Task to carry out -> How many of the lines contain the string "حدثنا"? Give the number, with no other words.

***** Provided records *****

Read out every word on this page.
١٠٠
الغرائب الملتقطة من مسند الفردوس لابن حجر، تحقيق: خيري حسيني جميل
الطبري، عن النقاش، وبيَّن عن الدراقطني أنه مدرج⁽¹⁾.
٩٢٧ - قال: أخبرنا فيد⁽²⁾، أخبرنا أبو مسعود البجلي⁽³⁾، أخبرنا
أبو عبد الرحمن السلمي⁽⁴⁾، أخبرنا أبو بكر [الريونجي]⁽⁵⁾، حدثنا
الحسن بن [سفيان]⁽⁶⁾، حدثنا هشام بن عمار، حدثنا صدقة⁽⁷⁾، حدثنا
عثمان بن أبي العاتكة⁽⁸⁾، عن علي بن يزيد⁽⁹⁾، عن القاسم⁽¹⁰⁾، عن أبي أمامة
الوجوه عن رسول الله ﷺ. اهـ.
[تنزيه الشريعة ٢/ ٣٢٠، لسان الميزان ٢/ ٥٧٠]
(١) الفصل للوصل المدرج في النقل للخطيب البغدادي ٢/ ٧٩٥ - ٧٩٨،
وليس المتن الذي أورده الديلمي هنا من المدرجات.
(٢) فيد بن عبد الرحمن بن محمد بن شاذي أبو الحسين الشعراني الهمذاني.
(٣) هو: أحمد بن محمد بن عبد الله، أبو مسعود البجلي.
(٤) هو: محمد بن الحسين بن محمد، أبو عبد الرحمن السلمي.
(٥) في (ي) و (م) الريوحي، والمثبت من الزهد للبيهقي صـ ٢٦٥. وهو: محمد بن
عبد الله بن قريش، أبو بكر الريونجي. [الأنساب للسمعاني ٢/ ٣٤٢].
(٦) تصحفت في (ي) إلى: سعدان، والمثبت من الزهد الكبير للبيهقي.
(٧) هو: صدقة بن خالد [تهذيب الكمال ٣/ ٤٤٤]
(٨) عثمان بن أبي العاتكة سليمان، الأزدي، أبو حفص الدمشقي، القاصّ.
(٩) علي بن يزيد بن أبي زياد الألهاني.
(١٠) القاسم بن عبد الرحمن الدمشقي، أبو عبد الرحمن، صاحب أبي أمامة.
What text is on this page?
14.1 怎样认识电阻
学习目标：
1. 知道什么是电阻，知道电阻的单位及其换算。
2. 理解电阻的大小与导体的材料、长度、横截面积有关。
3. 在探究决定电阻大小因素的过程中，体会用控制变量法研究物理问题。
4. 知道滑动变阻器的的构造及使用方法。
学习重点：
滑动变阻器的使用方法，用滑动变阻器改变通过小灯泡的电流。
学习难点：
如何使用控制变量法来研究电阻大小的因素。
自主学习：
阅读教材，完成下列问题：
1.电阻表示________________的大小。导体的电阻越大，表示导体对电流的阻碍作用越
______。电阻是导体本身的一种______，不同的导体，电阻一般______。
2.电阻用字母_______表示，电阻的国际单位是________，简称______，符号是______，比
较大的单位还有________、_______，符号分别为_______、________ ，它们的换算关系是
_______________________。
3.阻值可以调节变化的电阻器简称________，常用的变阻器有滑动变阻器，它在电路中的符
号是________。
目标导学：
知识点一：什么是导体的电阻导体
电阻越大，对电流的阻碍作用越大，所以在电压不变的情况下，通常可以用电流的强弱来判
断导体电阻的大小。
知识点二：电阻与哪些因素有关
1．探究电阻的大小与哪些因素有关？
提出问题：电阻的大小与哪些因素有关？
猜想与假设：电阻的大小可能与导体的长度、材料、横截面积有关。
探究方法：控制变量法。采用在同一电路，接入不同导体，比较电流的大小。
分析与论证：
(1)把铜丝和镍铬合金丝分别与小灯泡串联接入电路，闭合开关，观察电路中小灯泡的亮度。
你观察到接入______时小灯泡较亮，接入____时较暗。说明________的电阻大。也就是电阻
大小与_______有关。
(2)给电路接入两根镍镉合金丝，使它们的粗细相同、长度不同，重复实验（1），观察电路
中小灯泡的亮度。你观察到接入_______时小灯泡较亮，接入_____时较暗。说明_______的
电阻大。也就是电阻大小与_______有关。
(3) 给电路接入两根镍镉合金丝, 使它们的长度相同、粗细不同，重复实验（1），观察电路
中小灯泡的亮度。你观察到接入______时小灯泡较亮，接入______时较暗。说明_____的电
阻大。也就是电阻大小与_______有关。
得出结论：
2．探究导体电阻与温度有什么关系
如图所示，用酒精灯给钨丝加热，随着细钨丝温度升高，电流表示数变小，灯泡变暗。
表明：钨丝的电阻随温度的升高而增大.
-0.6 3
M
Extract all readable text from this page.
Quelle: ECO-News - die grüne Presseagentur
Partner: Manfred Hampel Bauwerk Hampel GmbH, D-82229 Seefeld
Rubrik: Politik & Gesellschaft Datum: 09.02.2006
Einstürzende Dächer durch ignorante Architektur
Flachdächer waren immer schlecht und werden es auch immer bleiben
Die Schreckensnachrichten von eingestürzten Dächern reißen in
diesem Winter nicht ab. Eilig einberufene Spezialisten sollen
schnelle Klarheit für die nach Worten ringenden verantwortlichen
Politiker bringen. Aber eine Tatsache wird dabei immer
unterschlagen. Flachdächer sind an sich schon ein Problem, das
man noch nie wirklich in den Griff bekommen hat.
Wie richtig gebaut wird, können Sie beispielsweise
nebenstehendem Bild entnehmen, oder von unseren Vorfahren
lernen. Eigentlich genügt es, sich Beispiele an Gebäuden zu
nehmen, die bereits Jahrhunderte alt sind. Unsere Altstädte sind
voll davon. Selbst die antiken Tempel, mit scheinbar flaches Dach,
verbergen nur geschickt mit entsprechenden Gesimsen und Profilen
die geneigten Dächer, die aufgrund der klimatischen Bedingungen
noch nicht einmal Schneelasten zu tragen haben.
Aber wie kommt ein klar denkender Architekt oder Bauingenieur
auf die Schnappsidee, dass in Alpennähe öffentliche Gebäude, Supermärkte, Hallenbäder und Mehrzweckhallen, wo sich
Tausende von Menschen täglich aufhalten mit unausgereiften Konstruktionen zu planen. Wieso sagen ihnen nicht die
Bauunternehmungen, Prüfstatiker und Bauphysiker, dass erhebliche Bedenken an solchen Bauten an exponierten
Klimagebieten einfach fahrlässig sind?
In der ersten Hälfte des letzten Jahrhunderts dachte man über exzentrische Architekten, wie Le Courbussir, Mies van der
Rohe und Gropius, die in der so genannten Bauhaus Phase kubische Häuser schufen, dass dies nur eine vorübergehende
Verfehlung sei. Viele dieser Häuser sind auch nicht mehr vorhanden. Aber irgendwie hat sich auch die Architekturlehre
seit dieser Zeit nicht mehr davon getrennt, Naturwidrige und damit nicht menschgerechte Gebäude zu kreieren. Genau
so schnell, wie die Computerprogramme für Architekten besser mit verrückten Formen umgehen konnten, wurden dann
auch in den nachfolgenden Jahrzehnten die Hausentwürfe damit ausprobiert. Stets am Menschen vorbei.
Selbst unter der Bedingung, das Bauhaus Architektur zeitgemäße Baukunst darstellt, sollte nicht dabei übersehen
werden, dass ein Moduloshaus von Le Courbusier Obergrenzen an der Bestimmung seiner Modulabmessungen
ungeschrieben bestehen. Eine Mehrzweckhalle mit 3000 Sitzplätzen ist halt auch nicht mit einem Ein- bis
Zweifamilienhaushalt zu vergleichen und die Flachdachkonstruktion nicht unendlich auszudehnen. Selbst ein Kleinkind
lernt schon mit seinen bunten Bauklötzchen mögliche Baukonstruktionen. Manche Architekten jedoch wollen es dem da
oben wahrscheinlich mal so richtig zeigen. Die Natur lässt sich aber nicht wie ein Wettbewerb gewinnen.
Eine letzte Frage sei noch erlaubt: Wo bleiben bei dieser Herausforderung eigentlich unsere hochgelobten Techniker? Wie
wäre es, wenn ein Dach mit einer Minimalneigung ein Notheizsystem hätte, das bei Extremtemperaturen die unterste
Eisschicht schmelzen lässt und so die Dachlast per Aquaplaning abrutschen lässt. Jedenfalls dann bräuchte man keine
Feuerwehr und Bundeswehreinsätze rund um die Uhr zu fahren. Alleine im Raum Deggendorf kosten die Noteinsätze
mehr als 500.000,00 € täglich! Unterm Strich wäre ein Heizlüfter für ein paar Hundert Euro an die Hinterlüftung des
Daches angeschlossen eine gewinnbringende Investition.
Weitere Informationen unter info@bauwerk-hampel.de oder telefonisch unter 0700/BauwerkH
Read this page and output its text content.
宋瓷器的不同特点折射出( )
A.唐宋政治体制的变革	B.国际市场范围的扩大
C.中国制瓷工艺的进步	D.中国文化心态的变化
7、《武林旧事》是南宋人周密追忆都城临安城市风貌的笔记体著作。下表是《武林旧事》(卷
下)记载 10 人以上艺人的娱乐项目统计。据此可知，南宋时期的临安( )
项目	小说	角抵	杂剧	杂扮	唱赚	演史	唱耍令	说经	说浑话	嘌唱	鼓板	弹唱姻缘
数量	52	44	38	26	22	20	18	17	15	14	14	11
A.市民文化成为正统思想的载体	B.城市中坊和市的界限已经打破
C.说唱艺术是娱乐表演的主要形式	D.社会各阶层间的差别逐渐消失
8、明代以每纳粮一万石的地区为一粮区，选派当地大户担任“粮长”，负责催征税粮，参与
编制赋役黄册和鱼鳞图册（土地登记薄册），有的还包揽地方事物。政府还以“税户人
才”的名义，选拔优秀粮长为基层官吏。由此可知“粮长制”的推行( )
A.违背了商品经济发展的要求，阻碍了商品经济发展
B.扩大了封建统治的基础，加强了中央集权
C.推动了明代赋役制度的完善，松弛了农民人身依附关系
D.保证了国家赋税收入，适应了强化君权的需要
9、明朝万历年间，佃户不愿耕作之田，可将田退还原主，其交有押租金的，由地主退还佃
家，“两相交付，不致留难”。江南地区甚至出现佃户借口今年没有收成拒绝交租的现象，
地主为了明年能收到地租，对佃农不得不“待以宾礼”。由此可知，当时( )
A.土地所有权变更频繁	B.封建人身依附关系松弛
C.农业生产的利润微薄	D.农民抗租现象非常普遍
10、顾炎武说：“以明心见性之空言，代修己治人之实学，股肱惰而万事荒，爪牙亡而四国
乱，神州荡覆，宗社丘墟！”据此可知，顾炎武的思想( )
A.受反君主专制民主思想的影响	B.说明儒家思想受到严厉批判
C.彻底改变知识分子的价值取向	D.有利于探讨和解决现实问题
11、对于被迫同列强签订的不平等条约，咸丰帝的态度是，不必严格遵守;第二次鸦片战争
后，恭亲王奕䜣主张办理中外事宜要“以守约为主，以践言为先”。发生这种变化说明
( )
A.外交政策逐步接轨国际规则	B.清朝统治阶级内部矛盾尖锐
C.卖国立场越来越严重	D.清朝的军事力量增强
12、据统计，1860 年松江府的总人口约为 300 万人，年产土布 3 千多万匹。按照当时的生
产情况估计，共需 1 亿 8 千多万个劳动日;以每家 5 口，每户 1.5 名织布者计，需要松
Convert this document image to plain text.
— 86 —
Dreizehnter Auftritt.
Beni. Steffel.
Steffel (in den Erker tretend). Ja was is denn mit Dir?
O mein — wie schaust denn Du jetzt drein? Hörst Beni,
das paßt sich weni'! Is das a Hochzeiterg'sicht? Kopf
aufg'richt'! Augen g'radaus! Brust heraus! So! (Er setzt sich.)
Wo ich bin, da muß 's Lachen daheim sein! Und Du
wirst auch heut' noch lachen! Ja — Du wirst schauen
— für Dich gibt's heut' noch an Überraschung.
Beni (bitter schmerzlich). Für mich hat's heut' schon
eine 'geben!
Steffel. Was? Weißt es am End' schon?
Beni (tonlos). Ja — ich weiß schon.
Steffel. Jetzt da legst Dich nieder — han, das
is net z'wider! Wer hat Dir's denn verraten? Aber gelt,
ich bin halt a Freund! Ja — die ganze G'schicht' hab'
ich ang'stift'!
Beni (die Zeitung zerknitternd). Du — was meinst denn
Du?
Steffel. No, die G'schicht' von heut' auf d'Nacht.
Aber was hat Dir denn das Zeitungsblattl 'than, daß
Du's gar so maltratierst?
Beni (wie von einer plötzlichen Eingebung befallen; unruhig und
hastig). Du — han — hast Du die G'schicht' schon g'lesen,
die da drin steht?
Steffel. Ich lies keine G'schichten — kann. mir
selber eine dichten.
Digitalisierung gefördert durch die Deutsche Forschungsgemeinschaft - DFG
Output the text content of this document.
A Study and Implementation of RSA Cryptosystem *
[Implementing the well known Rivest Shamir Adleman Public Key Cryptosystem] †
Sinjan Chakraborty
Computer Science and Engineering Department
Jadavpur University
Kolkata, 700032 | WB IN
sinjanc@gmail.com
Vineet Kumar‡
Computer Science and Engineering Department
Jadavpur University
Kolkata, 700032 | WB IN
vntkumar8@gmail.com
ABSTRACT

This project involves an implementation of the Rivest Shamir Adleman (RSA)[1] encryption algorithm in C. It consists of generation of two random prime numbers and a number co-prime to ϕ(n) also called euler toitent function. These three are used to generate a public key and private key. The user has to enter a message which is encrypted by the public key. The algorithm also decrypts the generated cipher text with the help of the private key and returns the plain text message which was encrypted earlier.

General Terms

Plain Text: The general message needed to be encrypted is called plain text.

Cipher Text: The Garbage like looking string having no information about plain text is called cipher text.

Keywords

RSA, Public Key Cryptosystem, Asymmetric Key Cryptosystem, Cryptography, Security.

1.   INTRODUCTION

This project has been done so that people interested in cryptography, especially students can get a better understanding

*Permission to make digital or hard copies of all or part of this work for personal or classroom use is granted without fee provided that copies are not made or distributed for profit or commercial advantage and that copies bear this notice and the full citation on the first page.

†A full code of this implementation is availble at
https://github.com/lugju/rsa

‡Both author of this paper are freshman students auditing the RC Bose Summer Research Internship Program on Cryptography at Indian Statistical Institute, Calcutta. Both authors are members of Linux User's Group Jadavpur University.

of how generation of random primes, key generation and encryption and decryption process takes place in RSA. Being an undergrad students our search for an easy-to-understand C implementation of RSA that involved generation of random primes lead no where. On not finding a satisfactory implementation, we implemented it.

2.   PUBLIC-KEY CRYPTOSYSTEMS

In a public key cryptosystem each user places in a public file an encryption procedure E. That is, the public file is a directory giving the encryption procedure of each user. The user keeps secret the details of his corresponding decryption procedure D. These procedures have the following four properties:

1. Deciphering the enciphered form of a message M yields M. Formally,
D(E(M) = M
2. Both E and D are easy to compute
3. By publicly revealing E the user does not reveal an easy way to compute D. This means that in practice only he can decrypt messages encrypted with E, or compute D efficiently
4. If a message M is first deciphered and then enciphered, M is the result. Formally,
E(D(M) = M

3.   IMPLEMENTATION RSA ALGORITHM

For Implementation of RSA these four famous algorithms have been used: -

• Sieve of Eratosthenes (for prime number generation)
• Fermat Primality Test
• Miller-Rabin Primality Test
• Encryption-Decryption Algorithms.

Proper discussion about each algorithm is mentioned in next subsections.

*****

Written response -> 2